▶ _Exercise prompt_:
All of the listing below must be repeated word for word. Pictures are the only thing to omit.

▶ _Entries shown_:
##############################

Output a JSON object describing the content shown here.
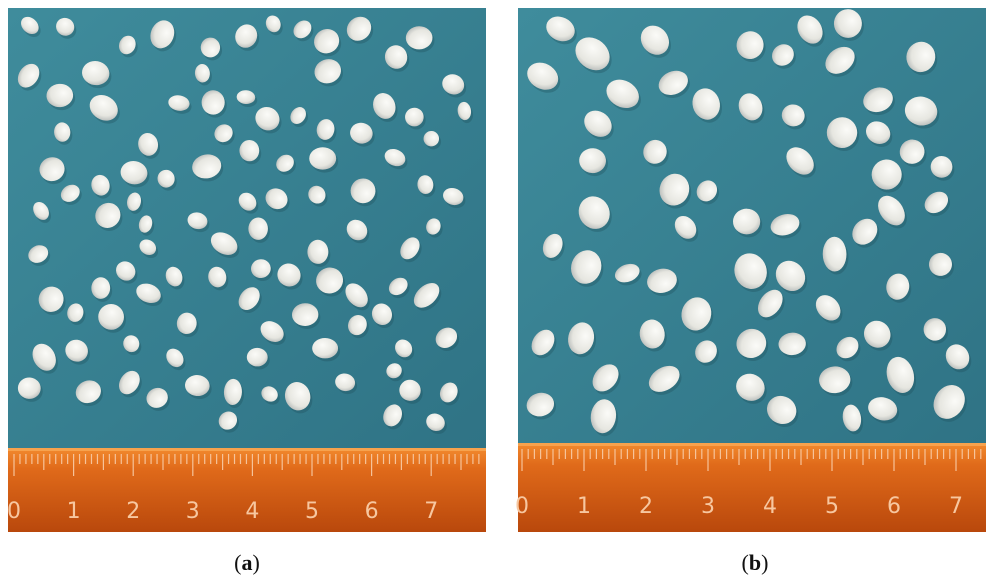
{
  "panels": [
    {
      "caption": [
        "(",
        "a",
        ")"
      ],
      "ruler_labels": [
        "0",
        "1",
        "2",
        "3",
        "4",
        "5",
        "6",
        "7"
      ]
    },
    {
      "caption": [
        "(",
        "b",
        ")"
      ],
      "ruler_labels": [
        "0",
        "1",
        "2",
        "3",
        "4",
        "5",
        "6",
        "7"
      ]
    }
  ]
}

##############################

▶ _Response below_:
Output a JSON object describing the content shown here.
{
  "panels": [
    {
      "caption": [
        "(",
        "a",
        ")"
      ],
      "ruler_labels": [
        "0",
        "1",
        "2",
        "3",
        "4",
        "5",
        "6",
        "7"
      ]
    },
    {
      "caption": [
        "(",
        "b",
        ")"
      ],
      "ruler_labels": [
        "0",
        "1",
        "2",
        "3",
        "4",
        "5",
        "6",
        "7"
      ]
    }
  ]
}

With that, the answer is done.